> [Instructions to follow]: Output verbatim the part of the entries that opens with the line containing "scroll-thumb[interactable] bbox=[1338, 185, 1354, 209]" and closes with the line containing "back-icon[interactable] bbox=[28, 47, 46, 65]", including both of those lines.

### Dataset extract ###

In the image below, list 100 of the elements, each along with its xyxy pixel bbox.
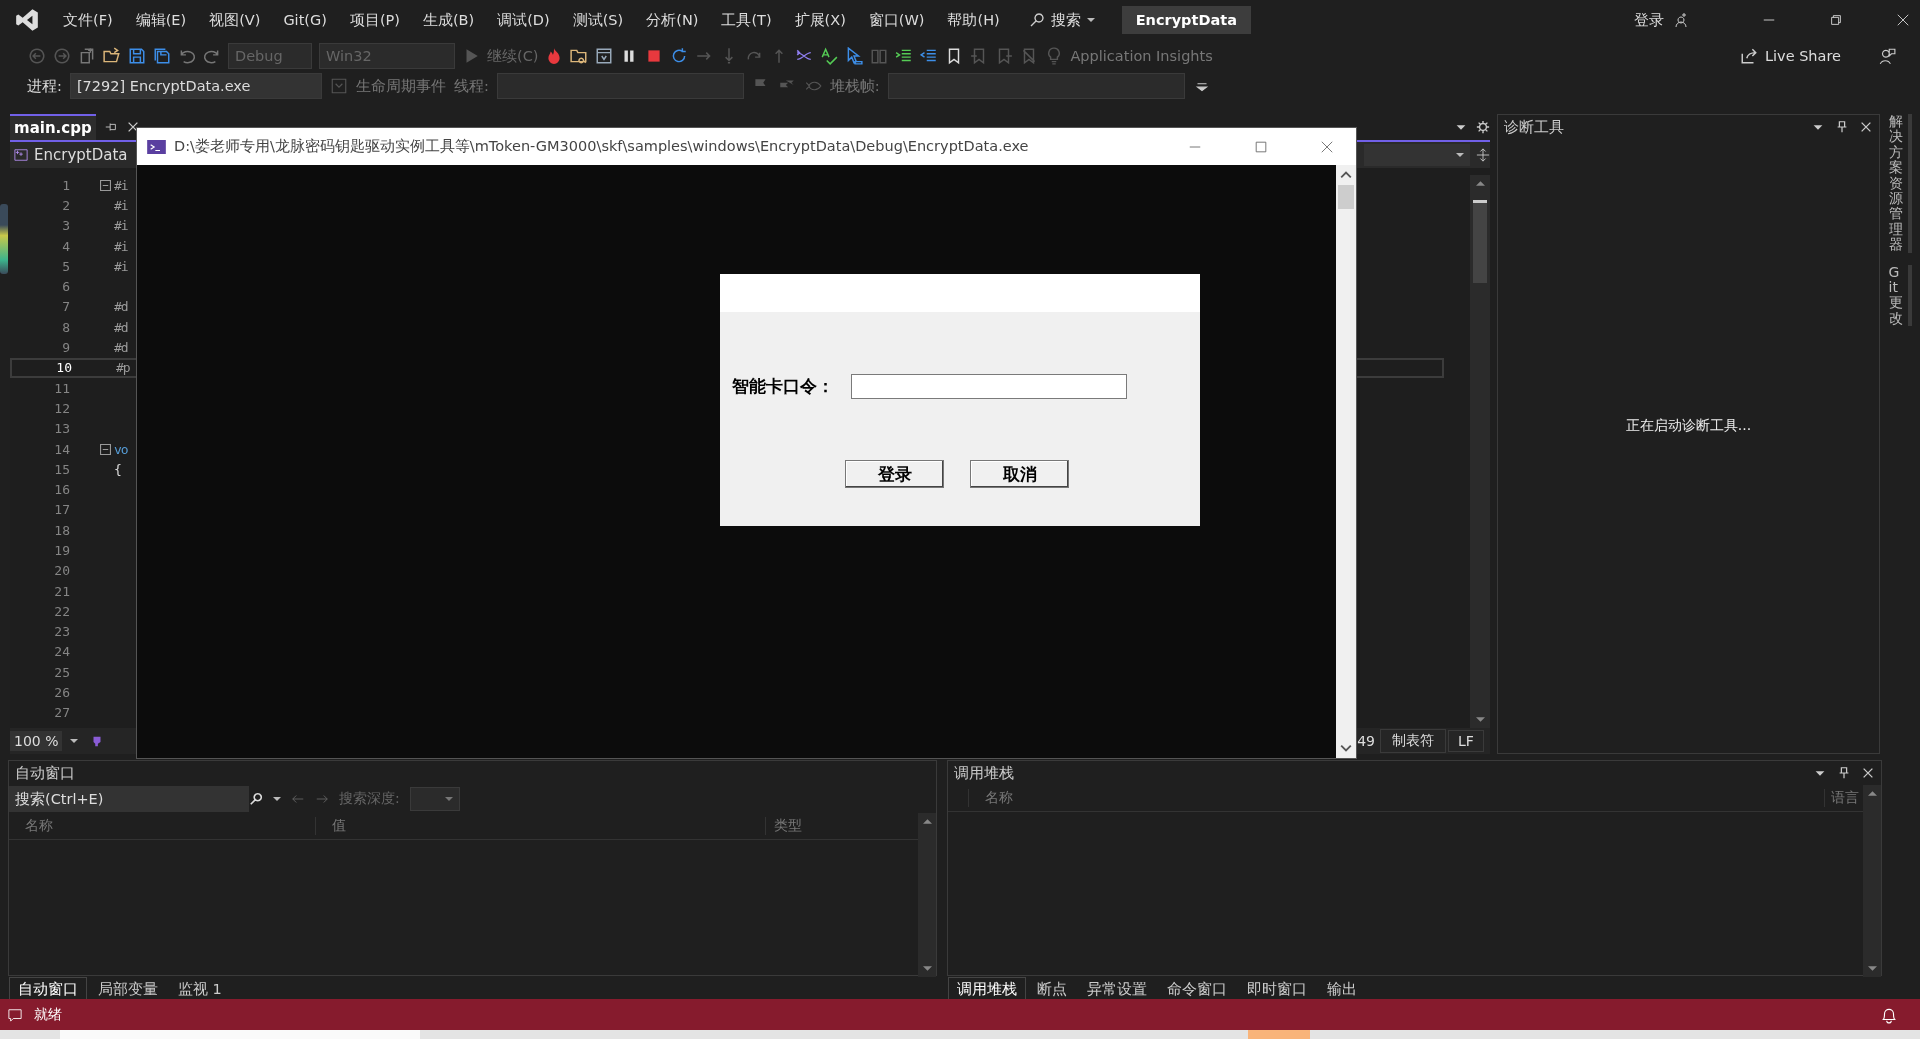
scroll-thumb[interactable] bbox=[1338, 185, 1354, 209]
restore-icon[interactable] bbox=[1829, 13, 1843, 27]
sign-in-link[interactable]: 登录 bbox=[1634, 10, 1664, 30]
menu-item[interactable]: Git(G) bbox=[283, 12, 327, 28]
back-icon[interactable] bbox=[28, 47, 46, 65]
panel-tab[interactable]: 自动窗口 bbox=[9, 977, 87, 1001]
lifecycle-icon[interactable] bbox=[329, 77, 348, 95]
menu-item[interactable]: 窗口(W) bbox=[868, 10, 925, 30]
scrollbar[interactable] bbox=[1336, 165, 1356, 758]
line-number: 16 bbox=[53, 482, 70, 498]
save-all-icon[interactable] bbox=[153, 47, 171, 65]
line-number: 20 bbox=[53, 563, 70, 579]
forward-icon[interactable] bbox=[53, 47, 71, 65]
settings-icon[interactable] bbox=[1476, 120, 1490, 134]
line-number: 7 bbox=[61, 299, 70, 315]
menu-item[interactable]: 生成(B) bbox=[422, 10, 475, 30]
panel-tab[interactable]: 监视 1 bbox=[169, 977, 231, 1001]
scroll-down-icon[interactable] bbox=[1867, 964, 1877, 973]
columns-icon[interactable] bbox=[870, 47, 889, 65]
panel-tab[interactable]: 即时窗口 bbox=[1238, 977, 1316, 1001]
panel-tab[interactable]: 局部变量 bbox=[89, 977, 167, 1001]
cursor-position[interactable]: 49 bbox=[1357, 731, 1375, 751]
user-add-icon[interactable] bbox=[1673, 12, 1689, 28]
menu-item[interactable]: 帮助(H) bbox=[947, 10, 1000, 30]
indent-mode[interactable]: 制表符 bbox=[1380, 729, 1446, 753]
line-number: 14 bbox=[53, 441, 70, 457]
zoom-dropdown[interactable]: 100 % bbox=[10, 731, 63, 751]
spell-check-icon[interactable] bbox=[820, 47, 839, 65]
scroll-up-icon[interactable] bbox=[922, 817, 932, 826]
restart-icon[interactable] bbox=[670, 47, 689, 65]
scroll-down-icon[interactable] bbox=[922, 964, 932, 973]
caret-icon[interactable] bbox=[273, 795, 281, 803]
collapse-icon[interactable] bbox=[100, 179, 111, 191]
collapse-icon[interactable] bbox=[100, 443, 111, 455]
code-text: #d bbox=[114, 299, 128, 315]
menu-item[interactable]: 工具(T) bbox=[721, 10, 772, 30]
password-field[interactable] bbox=[851, 373, 1127, 399]
caret-icon[interactable] bbox=[70, 737, 79, 745]
scroll-down-icon[interactable] bbox=[1475, 715, 1485, 724]
class-icon bbox=[14, 148, 28, 162]
line-ending[interactable]: LF bbox=[1448, 730, 1484, 752]
menu-item[interactable]: 文件(F) bbox=[63, 10, 113, 30]
maximize-icon[interactable] bbox=[1254, 139, 1268, 154]
folder-search-icon[interactable] bbox=[570, 47, 589, 65]
panel-tab[interactable]: 命令窗口 bbox=[1158, 977, 1236, 1001]
caret-icon[interactable] bbox=[1456, 151, 1464, 159]
pointer-icon[interactable] bbox=[845, 47, 864, 65]
search-button[interactable]: 搜索 bbox=[1050, 10, 1081, 30]
menu-item[interactable]: 分析(N) bbox=[646, 10, 699, 30]
undo-icon[interactable] bbox=[178, 47, 196, 65]
panel-tab[interactable]: 调用堆栈 bbox=[948, 977, 1026, 1001]
scrollbar[interactable] bbox=[1863, 785, 1881, 977]
column-header[interactable]: 名称 bbox=[9, 817, 315, 835]
side-tab[interactable]: 解决方案资源管理器 bbox=[1888, 114, 1912, 253]
file-tab[interactable]: main.cpp bbox=[10, 114, 96, 140]
column-header[interactable]: 名称 bbox=[968, 789, 1013, 807]
scrollbar[interactable] bbox=[918, 813, 936, 977]
split-icon[interactable] bbox=[1476, 148, 1490, 162]
column-header[interactable]: 值 bbox=[315, 817, 765, 835]
window-icon[interactable] bbox=[595, 47, 614, 65]
redo-icon[interactable] bbox=[203, 47, 221, 65]
menu-item[interactable]: 测试(S) bbox=[572, 10, 624, 30]
scroll-down-icon[interactable] bbox=[1340, 742, 1352, 754]
share-icon[interactable] bbox=[1739, 47, 1758, 65]
feedback-icon[interactable] bbox=[1878, 47, 1896, 65]
menu-item[interactable]: 编辑(E) bbox=[135, 10, 187, 30]
search-field[interactable]: 搜索(Ctrl+E) bbox=[9, 786, 249, 812]
line-number: 12 bbox=[53, 400, 70, 416]
caret-icon[interactable] bbox=[1086, 16, 1095, 24]
pin-icon[interactable] bbox=[1835, 120, 1849, 134]
column-header[interactable]: 类型 bbox=[765, 817, 802, 835]
scrollbar[interactable] bbox=[1470, 175, 1490, 728]
menu-item[interactable]: 扩展(X) bbox=[794, 10, 846, 30]
side-tab[interactable]: Git 更改 bbox=[1888, 264, 1912, 327]
process-dropdown[interactable]: [7292] EncryptData.exe bbox=[69, 73, 322, 99]
application-insights-button[interactable]: Application Insights bbox=[1070, 48, 1213, 64]
dialog-button[interactable]: 取消 bbox=[970, 460, 1069, 488]
menu-item[interactable]: 项目(P) bbox=[349, 10, 400, 30]
scope-dropdown[interactable]: EncryptData bbox=[34, 146, 128, 164]
comment-icon[interactable] bbox=[8, 1007, 22, 1022]
new-project-icon[interactable] bbox=[78, 47, 96, 65]
menu-item[interactable]: 调试(D) bbox=[497, 10, 550, 30]
scroll-up-icon[interactable] bbox=[1475, 179, 1485, 188]
panel-tab[interactable]: 输出 bbox=[1318, 977, 1366, 1001]
open-folder-icon[interactable] bbox=[103, 47, 121, 65]
dialog-button[interactable]: 登录 bbox=[845, 460, 944, 488]
panel-tab[interactable]: 异常设置 bbox=[1078, 977, 1156, 1001]
search-icon[interactable] bbox=[1028, 12, 1045, 28]
save-icon[interactable] bbox=[128, 47, 146, 65]
code-text: #i bbox=[114, 197, 128, 213]
scroll-thumb[interactable] bbox=[1473, 200, 1487, 283]
panel-tab[interactable]: 断点 bbox=[1028, 977, 1076, 1001]
line-number: 9 bbox=[61, 340, 70, 355]
search-icon[interactable] bbox=[249, 792, 263, 806]
lifecycle-events-button[interactable]: 生命周期事件 bbox=[355, 76, 446, 96]
menu-item[interactable]: 视图(V) bbox=[209, 10, 261, 30]
pin-icon[interactable] bbox=[1837, 766, 1851, 780]
live-share-button[interactable]: Live Share bbox=[1764, 48, 1841, 64]
scroll-up-icon[interactable] bbox=[1867, 789, 1877, 798]
scroll-up-icon[interactable] bbox=[1340, 169, 1352, 181]
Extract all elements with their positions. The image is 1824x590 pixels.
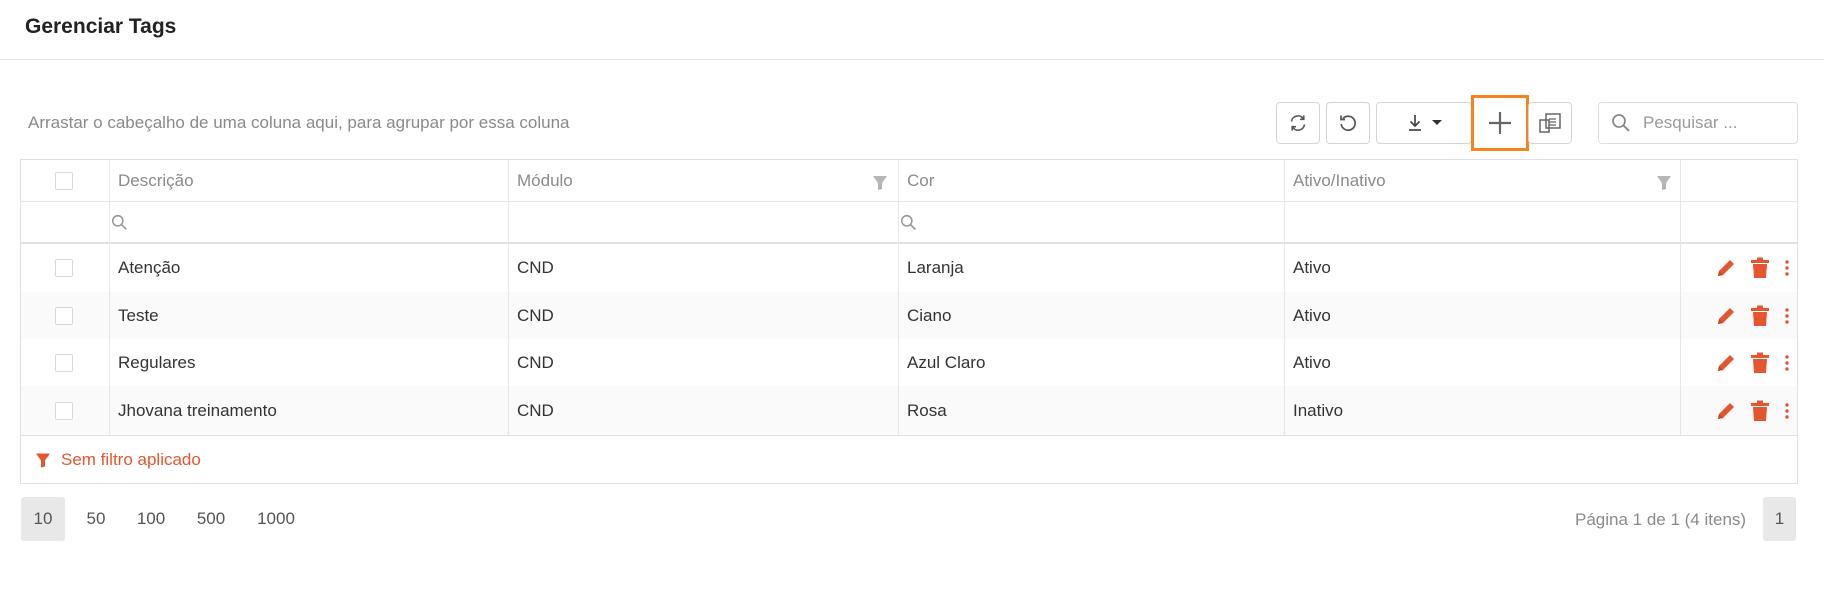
download-icon (1408, 115, 1421, 131)
search-input[interactable] (1641, 112, 1795, 134)
cell-ativo: Ativo (1293, 305, 1331, 325)
export-dropdown-button[interactable] (1376, 102, 1472, 144)
cell-modulo: CND (517, 258, 554, 277)
cell-modulo: CND (517, 352, 554, 372)
search-icon (1612, 114, 1630, 132)
cell-ativo: Inativo (1293, 400, 1344, 420)
cell-cor: Azul Claro (907, 352, 986, 372)
row-actions (1691, 244, 1791, 292)
reset-icon (1340, 115, 1356, 132)
more-vertical-icon[interactable] (1783, 353, 1791, 373)
search-icon (111, 214, 127, 230)
search-box[interactable] (1598, 102, 1798, 144)
table-row[interactable]: Regulares CND Azul Claro Ativo (21, 339, 1797, 386)
column-header-modulo[interactable]: Módulo (508, 160, 898, 201)
group-panel-hint: Arrastar o cabeçalho de uma coluna aqui,… (28, 113, 570, 132)
page-size-100[interactable]: 100 (130, 497, 172, 541)
column-divider (109, 160, 110, 435)
row-checkbox[interactable] (55, 353, 73, 372)
table-row[interactable]: Teste CND Ciano Ativo (21, 292, 1797, 339)
column-chooser-button[interactable] (1528, 102, 1572, 144)
row-checkbox[interactable] (55, 259, 73, 277)
page-size-50[interactable]: 50 (76, 497, 116, 541)
cell-descricao: Teste (118, 305, 159, 325)
cell-descricao: Regulares (118, 352, 196, 372)
filter-cor[interactable] (898, 202, 1284, 242)
column-header-cor[interactable]: Cor (898, 160, 1284, 201)
page-header (0, 0, 1824, 60)
filter-ativo[interactable] (1284, 202, 1680, 242)
data-grid: Descrição Módulo Cor Ativo/Inativo Atenç… (20, 159, 1798, 484)
row-select-cell (21, 292, 109, 339)
reset-button[interactable] (1326, 102, 1370, 144)
row-checkbox[interactable] (55, 401, 73, 420)
page-size-500[interactable]: 500 (189, 497, 233, 541)
filter-status-text: Sem filtro aplicado (61, 450, 201, 469)
add-button[interactable] (1471, 95, 1529, 151)
page-button-1[interactable]: 1 (1763, 497, 1796, 541)
page-size-10[interactable]: 10 (21, 497, 65, 541)
chevron-down-icon (1431, 120, 1442, 125)
column-divider (1680, 160, 1681, 435)
edit-icon[interactable] (1715, 352, 1737, 374)
table-row[interactable]: Atenção CND Laranja Ativo (21, 244, 1797, 292)
cell-modulo: CND (517, 305, 554, 325)
edit-icon[interactable] (1715, 305, 1737, 327)
filter-icon (36, 453, 50, 467)
select-all-checkbox[interactable] (55, 171, 73, 190)
more-vertical-icon[interactable] (1783, 401, 1791, 421)
search-icon (900, 214, 916, 230)
column-header-ativo[interactable]: Ativo/Inativo (1284, 160, 1680, 201)
filter-row (21, 202, 1797, 244)
more-vertical-icon[interactable] (1783, 258, 1791, 278)
cell-cor: Ciano (907, 305, 952, 325)
header-row: Descrição Módulo Cor Ativo/Inativo (21, 160, 1797, 202)
refresh-icon (1290, 115, 1306, 131)
cell-ativo: Ativo (1293, 258, 1331, 277)
row-actions (1691, 386, 1791, 435)
column-divider (1284, 160, 1285, 435)
cell-descricao: Jhovana treinamento (118, 400, 277, 420)
edit-icon[interactable] (1715, 400, 1737, 422)
page-info: Página 1 de 1 (4 itens) (1575, 510, 1747, 529)
row-actions (1691, 339, 1791, 386)
column-header-descricao[interactable]: Descrição (109, 160, 508, 201)
select-all-cell (21, 160, 109, 201)
column-divider (508, 160, 509, 435)
row-actions (1691, 292, 1791, 339)
table-row[interactable]: Jhovana treinamento CND Rosa Inativo (21, 386, 1797, 435)
refresh-button[interactable] (1276, 102, 1320, 144)
row-select-cell (21, 339, 109, 386)
cell-ativo: Ativo (1293, 352, 1331, 372)
trash-icon[interactable] (1750, 257, 1770, 279)
column-divider (898, 160, 899, 435)
cell-cor: Rosa (907, 400, 947, 420)
row-select-cell (21, 244, 109, 292)
page-title: Gerenciar Tags (25, 15, 177, 38)
row-checkbox[interactable] (55, 306, 73, 325)
page-size-1000[interactable]: 1000 (251, 497, 301, 541)
row-select-cell (21, 386, 109, 435)
filter-modulo[interactable] (508, 202, 898, 242)
cell-cor: Laranja (907, 258, 964, 277)
trash-icon[interactable] (1750, 305, 1770, 327)
more-vertical-icon[interactable] (1783, 306, 1791, 326)
edit-icon[interactable] (1715, 257, 1737, 279)
trash-icon[interactable] (1750, 400, 1770, 422)
header-filter-icon[interactable] (872, 175, 888, 191)
header-filter-icon[interactable] (1656, 175, 1672, 191)
trash-icon[interactable] (1750, 352, 1770, 374)
add-icon (1489, 112, 1511, 134)
filter-descricao[interactable] (109, 202, 508, 242)
cell-modulo: CND (517, 400, 554, 420)
cell-descricao: Atenção (118, 258, 181, 277)
filter-panel[interactable]: Sem filtro aplicado (21, 435, 1797, 484)
column-chooser-icon (1539, 113, 1561, 133)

###

> [Exercise result]:
scroll-thumb[interactable] bbox=[1338, 185, 1354, 209]
restore-icon[interactable] bbox=[1829, 13, 1843, 27]
sign-in-link[interactable]: 登录 bbox=[1634, 10, 1664, 30]
menu-item[interactable]: Git(G) bbox=[283, 12, 327, 28]
back-icon[interactable] bbox=[28, 47, 46, 65]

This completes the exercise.